◆ Stated problem
Output the entries word for word. Omit images.

◆ Provided material

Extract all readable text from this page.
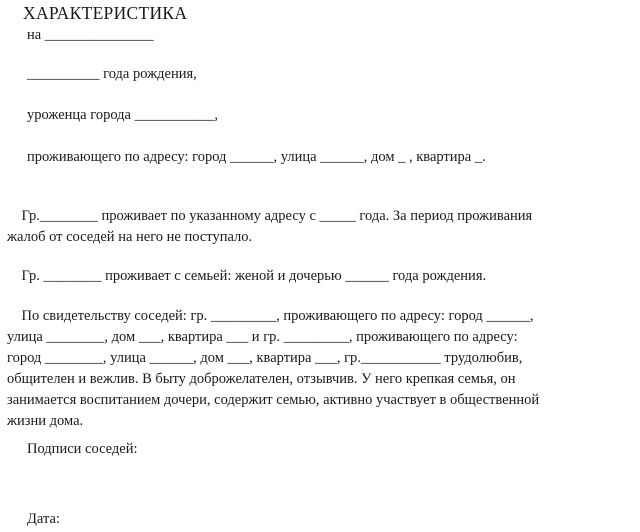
ХАРАКТЕРИСТИКА
на _______________
__________ года рождения,
уроженца города ___________,
проживающего по адресу: город ______, улица ______, дом _ , квартира _.
Гр.________ проживает по указанному адресу с _____ года. За период проживания
жалоб от соседей на него не поступало.
Гр. ________ проживает с семьей: женой и дочерью ______ года рождения.
По свидетельству соседей: гр. _________, проживающего по адресу: город ______,
улица ________, дом ___, квартира ___ и гр. _________, проживающего по адресу:
город ________, улица ______, дом ___, квартира ___, гр.___________ трудолюбив,
общителен и вежлив. В быту доброжелателен, отзывчив. У него крепкая семья, он
занимается воспитанием дочери, содержит семью, активно участвует в общественной
жизни дома.
Подписи соседей:
Дата:
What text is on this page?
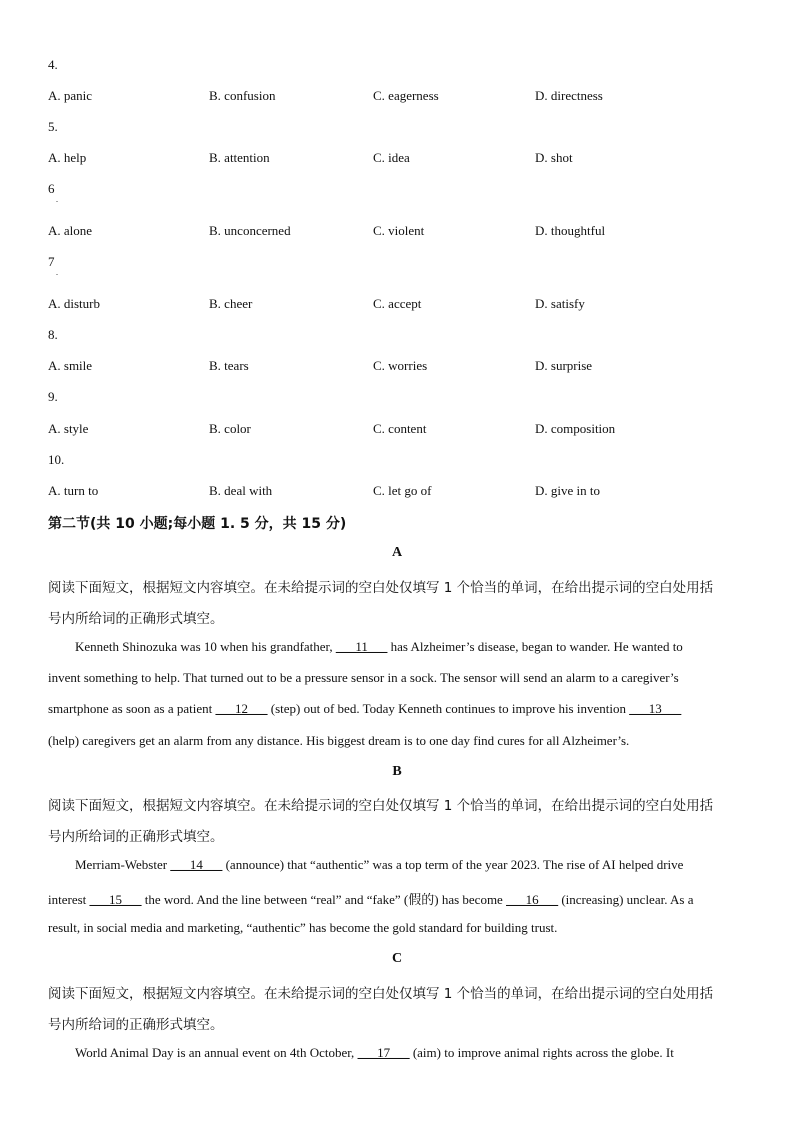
4.
A. panic	B. confusion	C. eagerness	D. directness
5.
A. help	B. attention	C. idea	D. shot
6
.
A. alone	B. unconcerned	C. violent	D. thoughtful
7
.
A. disturb	B. cheer	C. accept	D. satisfy
8.
A. smile	B. tears	C. worries	D. surprise
9.
A. style	B. color	C. content	D. composition
10.
A. turn to	B. deal with	C. let go of	D. give in to
第二节(共 10 小题;每小题 1. 5 分，共 15 分)
A
阅读下面短文，根据短文内容填空。在未给提示词的空白处仅填写 1 个恰当的单词，在给出提示词的空白处用括
号内所给词的正确形式填空。
Kenneth Shinozuka was 10 when his grandfather, ___11___ has Alzheimer’s disease, began to wander. He wanted to
invent something to help. That turned out to be a pressure sensor in a sock. The sensor will send an alarm to a caregiver’s
smartphone as soon as a patient ___12___ (step) out of bed. Today Kenneth continues to improve his invention ___13___
(help) caregivers get an alarm from any distance. His biggest dream is to one day find cures for all Alzheimer’s.
B
阅读下面短文，根据短文内容填空。在未给提示词的空白处仅填写 1 个恰当的单词，在给出提示词的空白处用括
号内所给词的正确形式填空。
Merriam-Webster ___14___ (announce) that “authentic” was a top term of the year 2023. The rise of AI helped drive
interest ___15___ the word. And the line between “real” and “fake” (假的) has become ___16___ (increasing) unclear. As a
result, in social media and marketing, “authentic” has become the gold standard for building trust.
C
阅读下面短文，根据短文内容填空。在未给提示词的空白处仅填写 1 个恰当的单词，在给出提示词的空白处用括
号内所给词的正确形式填空。
World Animal Day is an annual event on 4th October, ___17___ (aim) to improve animal rights across the globe. It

◆ Written solution
Extract all readable text from this page.
ХАРАКТЕРИСТИКА
на _______________
__________ года рождения,
уроженца города ___________,
проживающего по адресу: город ______, улица ______, дом _ , квартира _.
Гр.________ проживает по указанному адресу с _____ года. За период проживания
жалоб от соседей на него не поступало.
Гр. ________ проживает с семьей: женой и дочерью ______ года рождения.
По свидетельству соседей: гр. _________, проживающего по адресу: город ______,
улица ________, дом ___, квартира ___ и гр. _________, проживающего по адресу:
город ________, улица ______, дом ___, квартира ___, гр.___________ трудолюбив,
общителен и вежлив. В быту доброжелателен, отзывчив. У него крепкая семья, он
занимается воспитанием дочери, содержит семью, активно участвует в общественной
жизни дома.
Подписи соседей:
Дата:
What text is on this page?
4.
A. panic	B. confusion	C. eagerness	D. directness
5.
A. help	B. attention	C. idea	D. shot
6
.
A. alone	B. unconcerned	C. violent	D. thoughtful
7
.
A. disturb	B. cheer	C. accept	D. satisfy
8.
A. smile	B. tears	C. worries	D. surprise
9.
A. style	B. color	C. content	D. composition
10.
A. turn to	B. deal with	C. let go of	D. give in to
第二节(共 10 小题;每小题 1. 5 分，共 15 分)
A
阅读下面短文，根据短文内容填空。在未给提示词的空白处仅填写 1 个恰当的单词，在给出提示词的空白处用括
号内所给词的正确形式填空。
Kenneth Shinozuka was 10 when his grandfather, ___11___ has Alzheimer’s disease, began to wander. He wanted to
invent something to help. That turned out to be a pressure sensor in a sock. The sensor will send an alarm to a caregiver’s
smartphone as soon as a patient ___12___ (step) out of bed. Today Kenneth continues to improve his invention ___13___
(help) caregivers get an alarm from any distance. His biggest dream is to one day find cures for all Alzheimer’s.
B
阅读下面短文，根据短文内容填空。在未给提示词的空白处仅填写 1 个恰当的单词，在给出提示词的空白处用括
号内所给词的正确形式填空。
Merriam-Webster ___14___ (announce) that “authentic” was a top term of the year 2023. The rise of AI helped drive
interest ___15___ the word. And the line between “real” and “fake” (假的) has become ___16___ (increasing) unclear. As a
result, in social media and marketing, “authentic” has become the gold standard for building trust.
C
阅读下面短文，根据短文内容填空。在未给提示词的空白处仅填写 1 个恰当的单词，在给出提示词的空白处用括
号内所给词的正确形式填空。
World Animal Day is an annual event on 4th October, ___17___ (aim) to improve animal rights across the globe. It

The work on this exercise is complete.